*Objectif:* Recopiez sans aucune modification les lignes depuis la toute première jusqu'à celle qui contient « value-cell: 10,009: [565, 666, 625, 682] », cette dernière incluse.

******************************

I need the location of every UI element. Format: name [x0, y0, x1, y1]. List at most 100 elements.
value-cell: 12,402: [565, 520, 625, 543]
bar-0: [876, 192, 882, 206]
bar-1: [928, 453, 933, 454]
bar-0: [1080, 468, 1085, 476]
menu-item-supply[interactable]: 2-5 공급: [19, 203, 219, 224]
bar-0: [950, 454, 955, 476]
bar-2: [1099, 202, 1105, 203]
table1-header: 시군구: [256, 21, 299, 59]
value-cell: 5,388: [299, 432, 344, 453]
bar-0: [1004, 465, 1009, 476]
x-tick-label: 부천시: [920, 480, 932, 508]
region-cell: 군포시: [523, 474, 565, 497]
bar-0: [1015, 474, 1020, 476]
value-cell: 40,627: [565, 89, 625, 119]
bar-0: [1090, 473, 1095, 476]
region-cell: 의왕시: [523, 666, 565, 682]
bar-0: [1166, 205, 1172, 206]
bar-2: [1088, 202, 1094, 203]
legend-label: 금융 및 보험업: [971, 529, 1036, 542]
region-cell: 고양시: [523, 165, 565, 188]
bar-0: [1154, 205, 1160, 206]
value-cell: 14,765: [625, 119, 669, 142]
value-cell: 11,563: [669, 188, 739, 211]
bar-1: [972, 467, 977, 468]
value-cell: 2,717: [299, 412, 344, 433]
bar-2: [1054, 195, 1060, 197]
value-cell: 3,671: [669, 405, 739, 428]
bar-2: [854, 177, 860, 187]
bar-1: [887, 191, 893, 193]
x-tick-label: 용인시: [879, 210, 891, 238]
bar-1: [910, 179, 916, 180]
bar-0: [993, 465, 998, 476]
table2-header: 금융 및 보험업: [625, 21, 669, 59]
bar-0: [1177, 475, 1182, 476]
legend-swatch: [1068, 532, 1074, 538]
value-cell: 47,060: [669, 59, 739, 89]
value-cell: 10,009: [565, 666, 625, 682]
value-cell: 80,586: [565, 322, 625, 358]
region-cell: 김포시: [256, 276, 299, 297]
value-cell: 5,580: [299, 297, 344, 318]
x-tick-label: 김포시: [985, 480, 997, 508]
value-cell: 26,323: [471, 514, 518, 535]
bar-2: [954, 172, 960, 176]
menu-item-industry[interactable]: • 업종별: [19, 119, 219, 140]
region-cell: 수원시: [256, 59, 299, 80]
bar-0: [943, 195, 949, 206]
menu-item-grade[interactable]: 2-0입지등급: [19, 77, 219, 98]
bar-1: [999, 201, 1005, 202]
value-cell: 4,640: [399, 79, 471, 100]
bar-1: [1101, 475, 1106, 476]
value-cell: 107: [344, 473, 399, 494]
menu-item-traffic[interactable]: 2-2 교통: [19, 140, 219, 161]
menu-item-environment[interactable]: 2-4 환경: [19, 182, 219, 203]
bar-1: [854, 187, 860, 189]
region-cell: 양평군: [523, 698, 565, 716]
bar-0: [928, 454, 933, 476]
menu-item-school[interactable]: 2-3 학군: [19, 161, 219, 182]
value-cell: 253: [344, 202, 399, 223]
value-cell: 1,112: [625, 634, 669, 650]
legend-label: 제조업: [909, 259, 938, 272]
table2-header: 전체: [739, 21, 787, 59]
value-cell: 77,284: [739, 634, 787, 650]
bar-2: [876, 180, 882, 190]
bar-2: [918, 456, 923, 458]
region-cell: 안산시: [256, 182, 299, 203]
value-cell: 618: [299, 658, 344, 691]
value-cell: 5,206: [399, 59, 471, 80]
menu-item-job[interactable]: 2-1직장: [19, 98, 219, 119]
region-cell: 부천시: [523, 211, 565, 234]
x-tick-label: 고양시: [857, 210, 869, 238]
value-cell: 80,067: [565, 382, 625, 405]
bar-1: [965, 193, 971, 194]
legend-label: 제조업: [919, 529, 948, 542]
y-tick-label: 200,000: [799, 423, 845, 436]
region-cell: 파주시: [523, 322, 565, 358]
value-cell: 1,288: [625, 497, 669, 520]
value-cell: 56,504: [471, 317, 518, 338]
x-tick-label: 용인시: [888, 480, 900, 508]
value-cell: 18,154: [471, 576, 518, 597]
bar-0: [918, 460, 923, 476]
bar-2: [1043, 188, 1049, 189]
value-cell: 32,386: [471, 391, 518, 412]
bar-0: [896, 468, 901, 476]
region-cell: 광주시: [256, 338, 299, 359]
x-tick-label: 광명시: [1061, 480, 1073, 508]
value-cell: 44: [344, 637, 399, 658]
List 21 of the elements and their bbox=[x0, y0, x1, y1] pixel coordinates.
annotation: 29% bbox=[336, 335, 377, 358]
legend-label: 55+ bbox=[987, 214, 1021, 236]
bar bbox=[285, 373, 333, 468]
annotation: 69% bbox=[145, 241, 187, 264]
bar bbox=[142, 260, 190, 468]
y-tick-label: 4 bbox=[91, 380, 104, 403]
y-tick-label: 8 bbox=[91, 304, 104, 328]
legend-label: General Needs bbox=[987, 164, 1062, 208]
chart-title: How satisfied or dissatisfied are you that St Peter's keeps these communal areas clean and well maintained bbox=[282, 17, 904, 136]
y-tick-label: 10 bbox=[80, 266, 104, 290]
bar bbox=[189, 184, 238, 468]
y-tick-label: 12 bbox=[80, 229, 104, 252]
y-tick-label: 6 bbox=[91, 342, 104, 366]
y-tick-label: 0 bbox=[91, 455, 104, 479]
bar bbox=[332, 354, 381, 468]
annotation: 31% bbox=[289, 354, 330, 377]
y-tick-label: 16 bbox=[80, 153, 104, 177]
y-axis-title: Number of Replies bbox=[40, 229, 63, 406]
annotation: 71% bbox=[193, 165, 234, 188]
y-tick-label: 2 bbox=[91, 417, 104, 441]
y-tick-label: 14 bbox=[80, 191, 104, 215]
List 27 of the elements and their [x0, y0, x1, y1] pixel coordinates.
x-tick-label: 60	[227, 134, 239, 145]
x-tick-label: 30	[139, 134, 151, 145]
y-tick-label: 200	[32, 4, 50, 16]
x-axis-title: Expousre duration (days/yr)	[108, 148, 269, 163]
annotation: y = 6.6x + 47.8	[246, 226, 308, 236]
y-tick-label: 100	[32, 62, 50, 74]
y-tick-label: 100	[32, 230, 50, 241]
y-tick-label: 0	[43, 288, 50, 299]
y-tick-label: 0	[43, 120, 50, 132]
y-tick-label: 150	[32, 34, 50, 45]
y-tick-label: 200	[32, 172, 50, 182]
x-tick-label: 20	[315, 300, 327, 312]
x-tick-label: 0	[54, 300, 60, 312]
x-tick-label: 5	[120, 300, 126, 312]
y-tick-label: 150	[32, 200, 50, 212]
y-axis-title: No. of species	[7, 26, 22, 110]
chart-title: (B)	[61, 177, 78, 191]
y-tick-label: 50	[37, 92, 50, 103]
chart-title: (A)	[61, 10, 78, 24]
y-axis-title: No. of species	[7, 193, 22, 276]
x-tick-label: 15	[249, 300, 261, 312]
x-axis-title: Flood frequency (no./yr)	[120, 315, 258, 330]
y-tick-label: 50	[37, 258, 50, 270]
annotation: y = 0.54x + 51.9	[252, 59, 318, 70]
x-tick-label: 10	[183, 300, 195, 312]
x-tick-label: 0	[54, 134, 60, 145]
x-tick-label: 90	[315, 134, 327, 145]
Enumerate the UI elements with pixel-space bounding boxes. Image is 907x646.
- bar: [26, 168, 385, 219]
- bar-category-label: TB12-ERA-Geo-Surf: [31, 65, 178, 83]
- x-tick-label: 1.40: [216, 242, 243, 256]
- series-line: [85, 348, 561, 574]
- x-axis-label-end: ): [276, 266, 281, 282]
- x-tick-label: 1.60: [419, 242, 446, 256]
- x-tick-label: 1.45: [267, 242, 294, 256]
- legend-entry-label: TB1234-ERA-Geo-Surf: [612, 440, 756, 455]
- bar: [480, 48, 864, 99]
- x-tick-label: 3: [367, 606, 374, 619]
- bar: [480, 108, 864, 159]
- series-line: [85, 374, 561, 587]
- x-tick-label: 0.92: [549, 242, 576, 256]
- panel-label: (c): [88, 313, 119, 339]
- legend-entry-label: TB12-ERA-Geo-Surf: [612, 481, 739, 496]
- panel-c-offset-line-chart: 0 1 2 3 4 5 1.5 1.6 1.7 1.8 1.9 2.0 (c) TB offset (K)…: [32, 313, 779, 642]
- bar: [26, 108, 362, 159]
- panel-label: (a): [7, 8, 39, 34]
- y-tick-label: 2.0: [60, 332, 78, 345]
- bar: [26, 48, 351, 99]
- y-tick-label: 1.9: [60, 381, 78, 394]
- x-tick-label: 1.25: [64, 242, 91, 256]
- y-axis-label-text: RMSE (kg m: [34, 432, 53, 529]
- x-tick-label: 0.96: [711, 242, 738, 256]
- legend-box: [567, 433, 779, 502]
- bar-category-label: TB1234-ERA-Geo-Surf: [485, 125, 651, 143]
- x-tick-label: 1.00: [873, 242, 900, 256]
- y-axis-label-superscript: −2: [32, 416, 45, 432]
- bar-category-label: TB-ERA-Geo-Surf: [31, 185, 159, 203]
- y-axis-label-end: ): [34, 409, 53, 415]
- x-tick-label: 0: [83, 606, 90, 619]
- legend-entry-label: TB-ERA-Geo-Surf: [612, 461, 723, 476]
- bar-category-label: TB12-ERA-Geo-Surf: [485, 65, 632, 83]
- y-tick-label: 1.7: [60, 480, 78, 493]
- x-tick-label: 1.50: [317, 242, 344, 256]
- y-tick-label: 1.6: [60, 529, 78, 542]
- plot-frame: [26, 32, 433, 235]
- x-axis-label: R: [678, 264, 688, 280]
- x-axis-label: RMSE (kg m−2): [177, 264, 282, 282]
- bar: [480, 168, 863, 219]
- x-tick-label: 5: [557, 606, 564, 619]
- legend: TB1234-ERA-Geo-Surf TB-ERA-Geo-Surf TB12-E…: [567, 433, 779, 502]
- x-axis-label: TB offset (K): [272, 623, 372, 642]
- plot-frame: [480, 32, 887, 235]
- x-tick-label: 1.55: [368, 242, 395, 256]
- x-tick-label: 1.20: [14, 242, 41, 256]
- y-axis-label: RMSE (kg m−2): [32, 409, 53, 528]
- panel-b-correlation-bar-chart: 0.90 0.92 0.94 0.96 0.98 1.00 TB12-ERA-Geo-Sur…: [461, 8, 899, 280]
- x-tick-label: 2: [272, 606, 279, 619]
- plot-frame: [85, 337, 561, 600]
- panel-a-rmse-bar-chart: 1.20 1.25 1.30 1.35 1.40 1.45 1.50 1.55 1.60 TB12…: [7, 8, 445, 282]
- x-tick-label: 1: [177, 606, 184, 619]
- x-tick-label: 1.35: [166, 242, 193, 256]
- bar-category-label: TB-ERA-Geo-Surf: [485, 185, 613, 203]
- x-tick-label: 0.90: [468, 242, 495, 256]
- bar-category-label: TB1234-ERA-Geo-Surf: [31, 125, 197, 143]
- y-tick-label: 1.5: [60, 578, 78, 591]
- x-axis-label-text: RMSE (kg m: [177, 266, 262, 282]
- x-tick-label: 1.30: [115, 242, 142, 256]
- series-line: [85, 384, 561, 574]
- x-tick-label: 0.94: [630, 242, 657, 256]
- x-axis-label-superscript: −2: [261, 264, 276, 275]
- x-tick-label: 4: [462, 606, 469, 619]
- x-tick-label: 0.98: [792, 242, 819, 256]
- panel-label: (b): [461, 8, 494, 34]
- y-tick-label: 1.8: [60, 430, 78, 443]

******************************

*Résultat obtenu:*
I need the location of every UI element. Format: name [x0, y0, x1, y1]. List at most 100 elements.
value-cell: 12,402: [565, 520, 625, 543]
bar-0: [876, 192, 882, 206]
bar-1: [928, 453, 933, 454]
bar-0: [1080, 468, 1085, 476]
menu-item-supply[interactable]: 2-5 공급: [19, 203, 219, 224]
bar-0: [950, 454, 955, 476]
bar-2: [1099, 202, 1105, 203]
table1-header: 시군구: [256, 21, 299, 59]
value-cell: 5,388: [299, 432, 344, 453]
bar-0: [1004, 465, 1009, 476]
x-tick-label: 부천시: [920, 480, 932, 508]
region-cell: 군포시: [523, 474, 565, 497]
bar-0: [1015, 474, 1020, 476]
value-cell: 40,627: [565, 89, 625, 119]
bar-0: [1090, 473, 1095, 476]
region-cell: 의왕시: [523, 666, 565, 682]
bar-0: [1166, 205, 1172, 206]
bar-2: [1088, 202, 1094, 203]
legend-label: 금융 및 보험업: [971, 529, 1036, 542]
region-cell: 고양시: [523, 165, 565, 188]
bar-0: [1154, 205, 1160, 206]
value-cell: 14,765: [625, 119, 669, 142]
value-cell: 11,563: [669, 188, 739, 211]
bar-1: [972, 467, 977, 468]
value-cell: 2,717: [299, 412, 344, 433]
bar-2: [1054, 195, 1060, 197]
value-cell: 3,671: [669, 405, 739, 428]
bar-2: [854, 177, 860, 187]
bar-1: [887, 191, 893, 193]
x-tick-label: 용인시: [879, 210, 891, 238]
bar-1: [910, 179, 916, 180]
bar-0: [993, 465, 998, 476]
table2-header: 금융 및 보험업: [625, 21, 669, 59]
bar-0: [1177, 475, 1182, 476]
legend-swatch: [1068, 532, 1074, 538]
value-cell: 47,060: [669, 59, 739, 89]
value-cell: 10,009: [565, 666, 625, 682]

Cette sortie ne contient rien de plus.